** Begin ITEMS **

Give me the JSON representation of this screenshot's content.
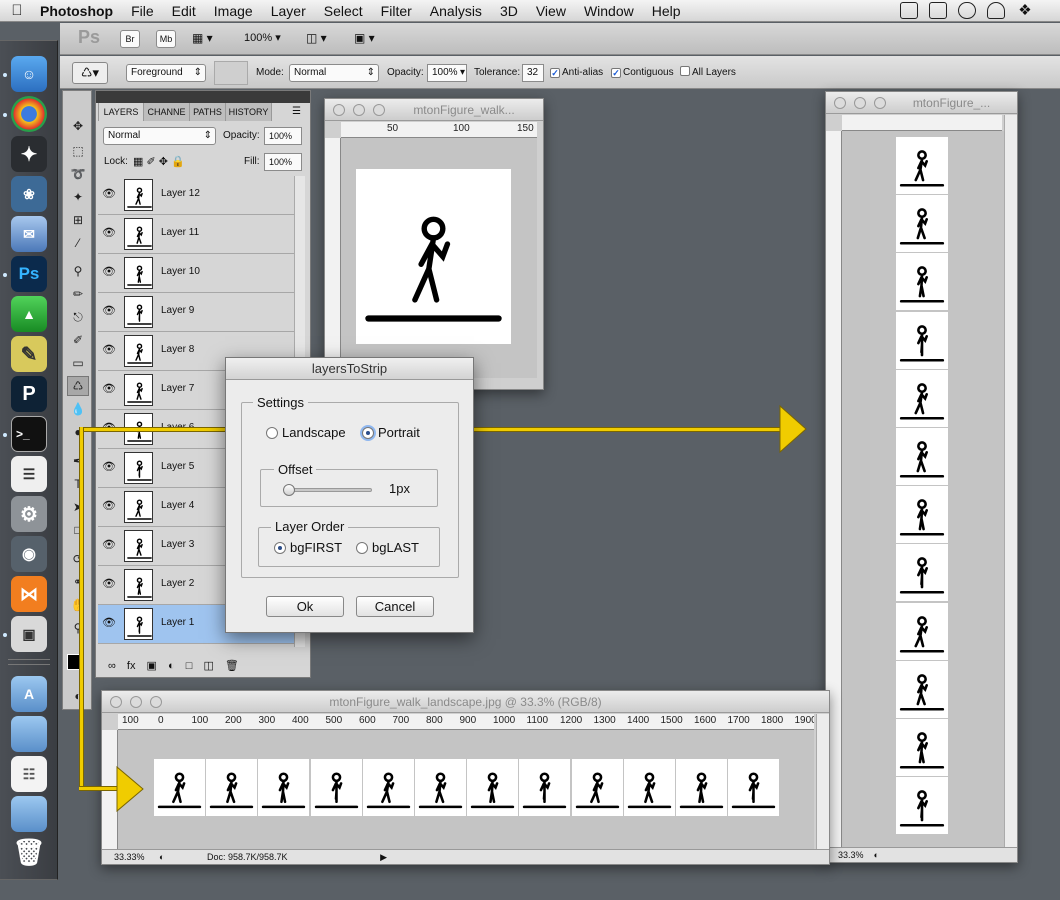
{
  "menubar": {
    "app": "Photoshop",
    "items": [
      "File",
      "Edit",
      "Image",
      "Layer",
      "Select",
      "Filter",
      "Analysis",
      "3D",
      "View",
      "Window",
      "Help"
    ]
  },
  "appbar": {
    "ps_logo": "Ps",
    "br": "Br",
    "mb": "Mb",
    "zoom": "100%"
  },
  "options": {
    "fill_source": "Foreground",
    "mode_label": "Mode:",
    "mode": "Normal",
    "opacity_label": "Opacity:",
    "opacity": "100%",
    "tolerance_label": "Tolerance:",
    "tolerance": "32",
    "anti_alias": "Anti-alias",
    "contiguous": "Contiguous",
    "all_layers": "All Layers"
  },
  "layers_panel": {
    "tabs": [
      "LAYERS",
      "CHANNE",
      "PATHS",
      "HISTORY"
    ],
    "blend": "Normal",
    "opacity_label": "Opacity:",
    "opacity": "100%",
    "lock_label": "Lock:",
    "fill_label": "Fill:",
    "fill": "100%",
    "layers": [
      "Layer 12",
      "Layer 11",
      "Layer 10",
      "Layer 9",
      "Layer 8",
      "Layer 7",
      "Layer 6",
      "Layer 5",
      "Layer 4",
      "Layer 3",
      "Layer 2",
      "Layer 1"
    ]
  },
  "doc_small": {
    "title": "mtonFigure_walk...",
    "ruler_h": [
      "50",
      "100",
      "150"
    ],
    "ruler_v": [
      "5",
      "0",
      "1",
      "0",
      "0"
    ]
  },
  "doc_portrait": {
    "title": "mtonFigure_...",
    "zoom": "33.3%"
  },
  "doc_landscape": {
    "title": "mtonFigure_walk_landscape.jpg @ 33.3% (RGB/8)",
    "zoom": "33.33%",
    "doc_info": "Doc: 958.7K/958.7K",
    "ruler_h": [
      "100",
      "0",
      "100",
      "200",
      "300",
      "400",
      "500",
      "600",
      "700",
      "800",
      "900",
      "1000",
      "1100",
      "1200",
      "1300",
      "1400",
      "1500",
      "1600",
      "1700",
      "1800",
      "1900"
    ]
  },
  "dialog": {
    "title": "layersToStrip",
    "settings": "Settings",
    "landscape": "Landscape",
    "portrait": "Portrait",
    "orientation": "Portrait",
    "offset_label": "Offset",
    "offset_value": "1px",
    "offset_fraction": 0.0,
    "order_label": "Layer Order",
    "bg_first": "bgFIRST",
    "bg_last": "bgLAST",
    "order": "bgFIRST",
    "ok": "Ok",
    "cancel": "Cancel"
  },
  "colors": {
    "arrow": "#f0cc00",
    "selected_layer": "#9fc4ef",
    "background": "#5a6066"
  }
}
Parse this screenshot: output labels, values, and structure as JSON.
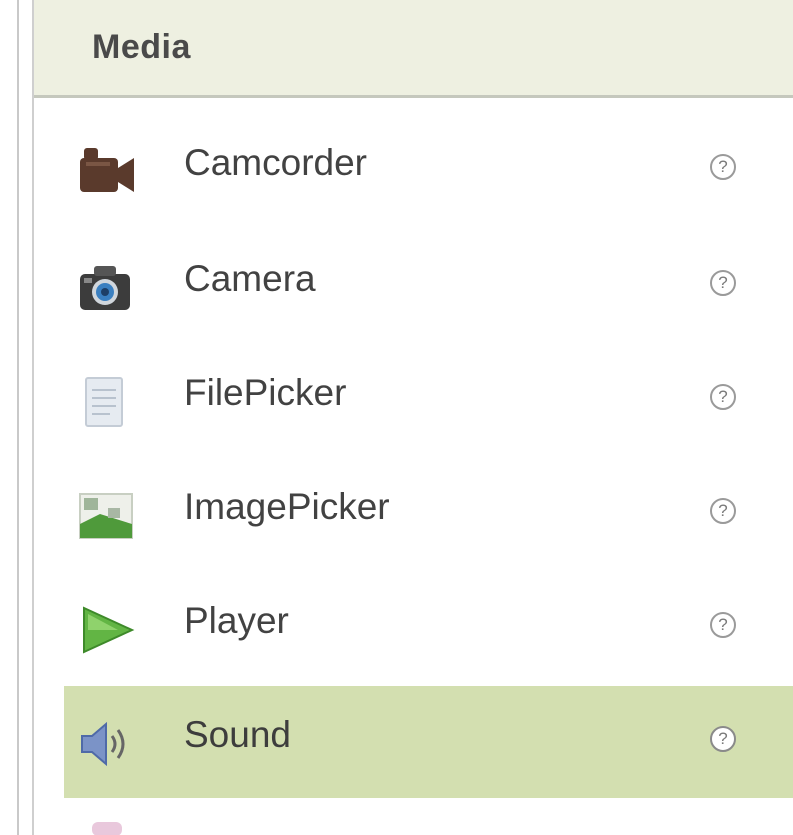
{
  "panel": {
    "title": "Media",
    "items": [
      {
        "label": "Camcorder",
        "icon": "camcorder-icon",
        "help": "?"
      },
      {
        "label": "Camera",
        "icon": "camera-icon",
        "help": "?"
      },
      {
        "label": "FilePicker",
        "icon": "file-icon",
        "help": "?"
      },
      {
        "label": "ImagePicker",
        "icon": "image-picker-icon",
        "help": "?"
      },
      {
        "label": "Player",
        "icon": "play-icon",
        "help": "?"
      },
      {
        "label": "Sound",
        "icon": "speaker-icon",
        "help": "?",
        "selected": true
      }
    ]
  },
  "colors": {
    "header_bg": "#eef0e1",
    "selected_bg": "#d3dfb0",
    "text": "#424242"
  }
}
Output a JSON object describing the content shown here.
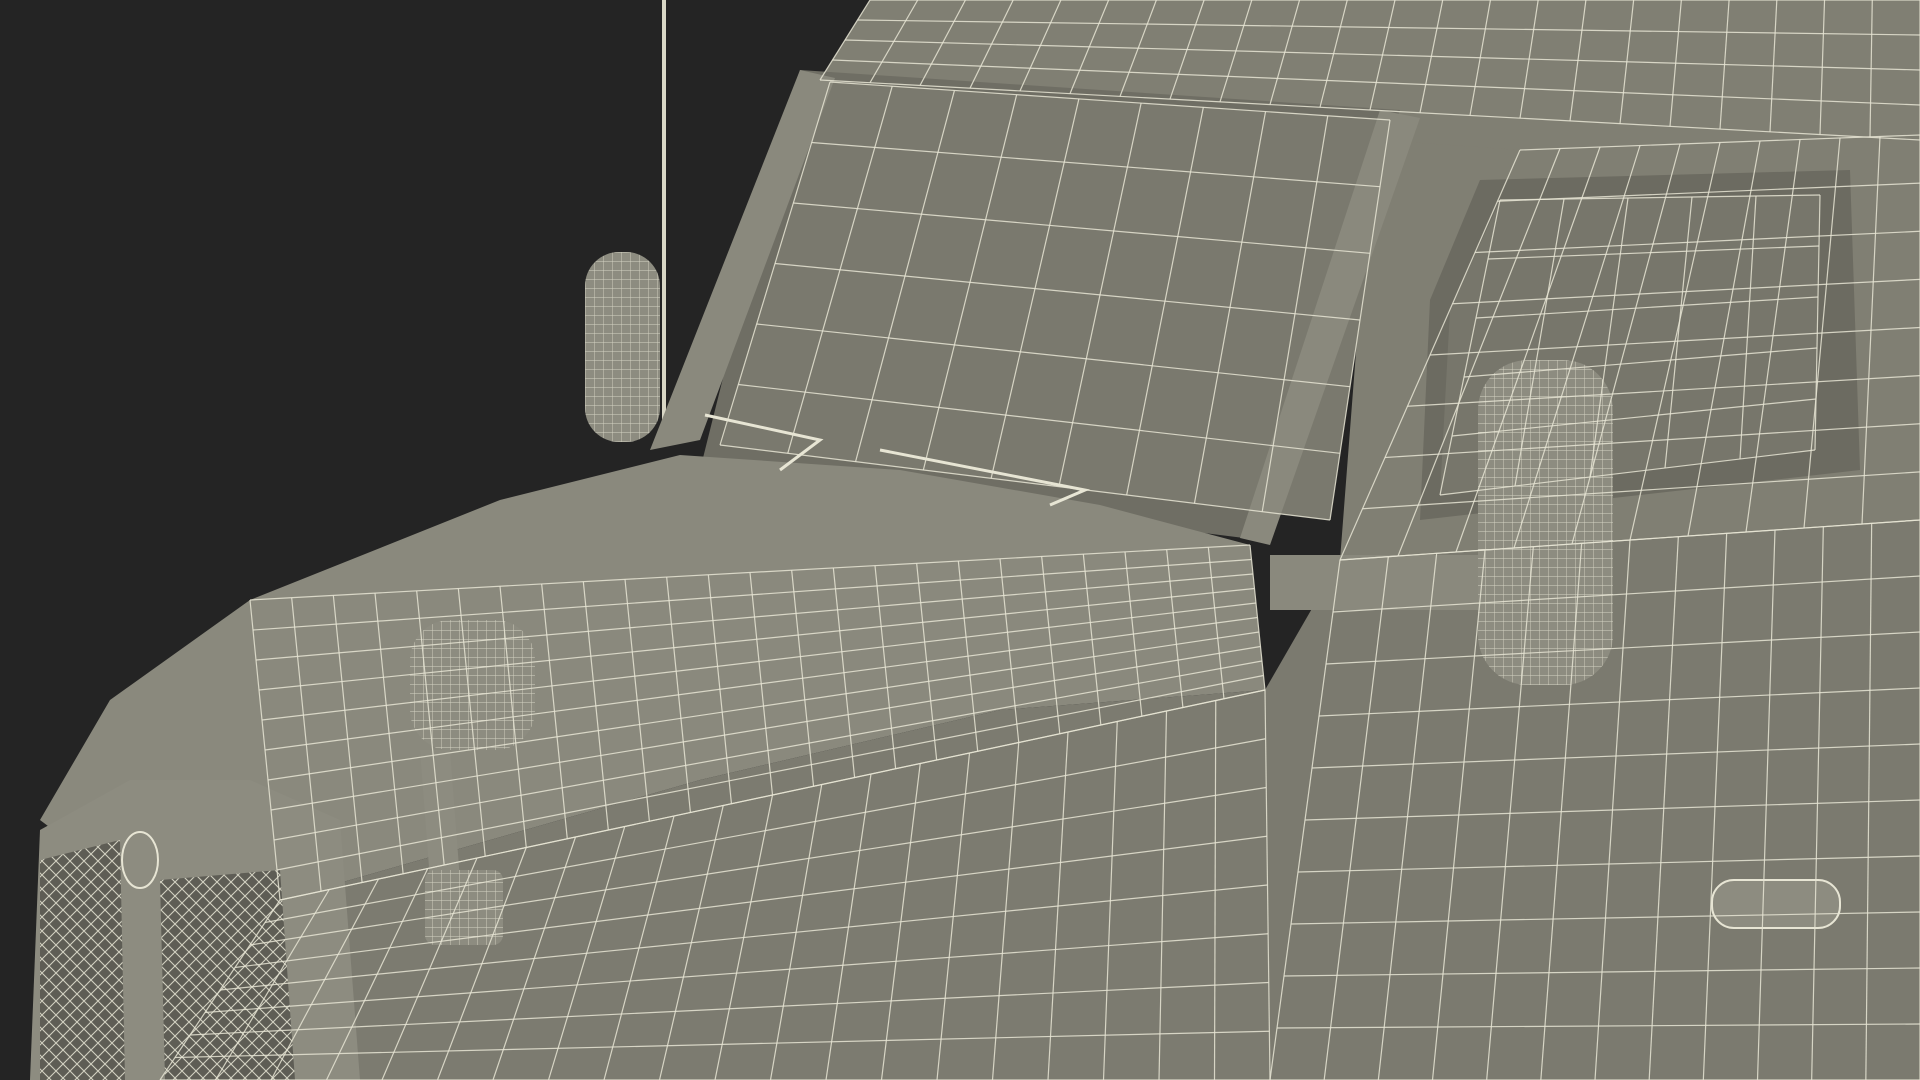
{
  "scene": {
    "subject": "truck-cab-wireframe",
    "render_mode": "wireframe-on-shaded",
    "colors": {
      "background": "#242424",
      "body": "#807f73",
      "body_dark": "#6c6b61",
      "body_light": "#8d8c80",
      "glass": "#7a796e",
      "grille": "#5e5d55",
      "wire": "#e7e5d4",
      "wire_faint": "#c9c7b6"
    }
  }
}
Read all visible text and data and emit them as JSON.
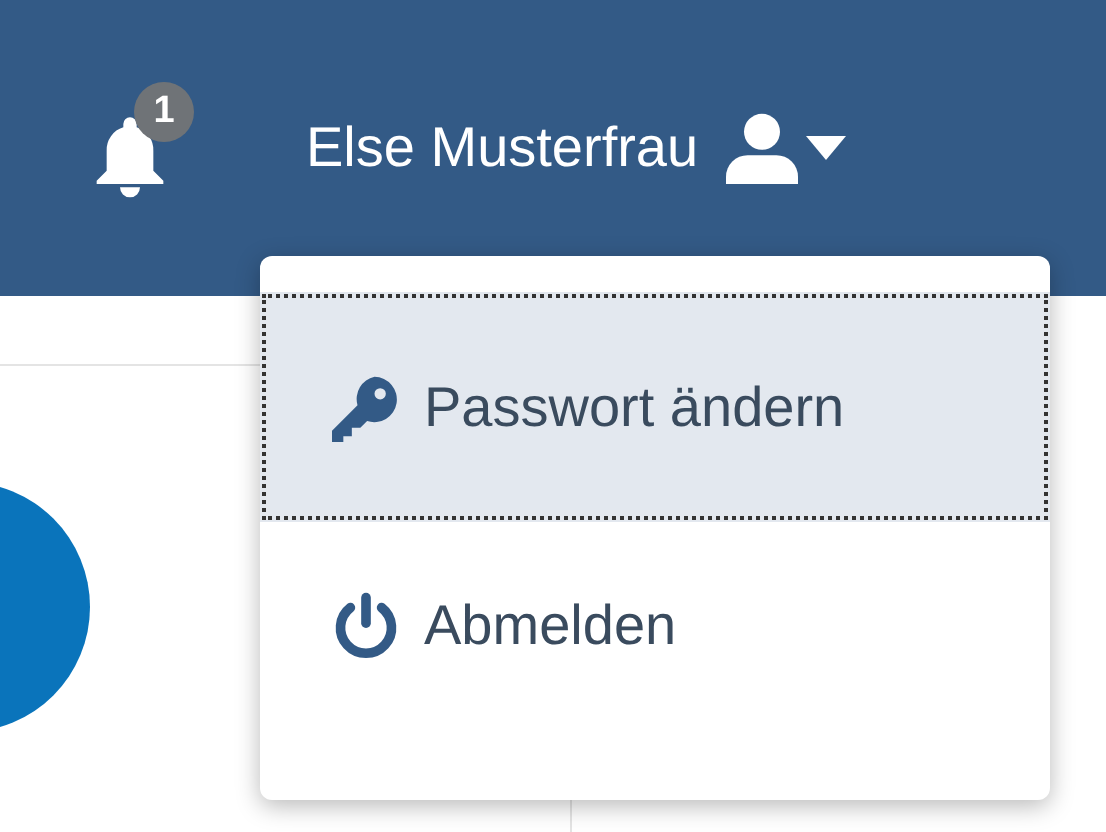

** End ITEMS **

__TASK STATEMENT__: In the entries above, find lines with "title" and copy each.

__EXPECTED OUTPUT__:
    "title": "mtonFigure_walk...",
    "title": "mtonFigure_...",
    "title": "mtonFigure_walk_landscape.jpg @ 33.3% (RGB/8)",
    "title": "layersToStrip",
    "title": "Media",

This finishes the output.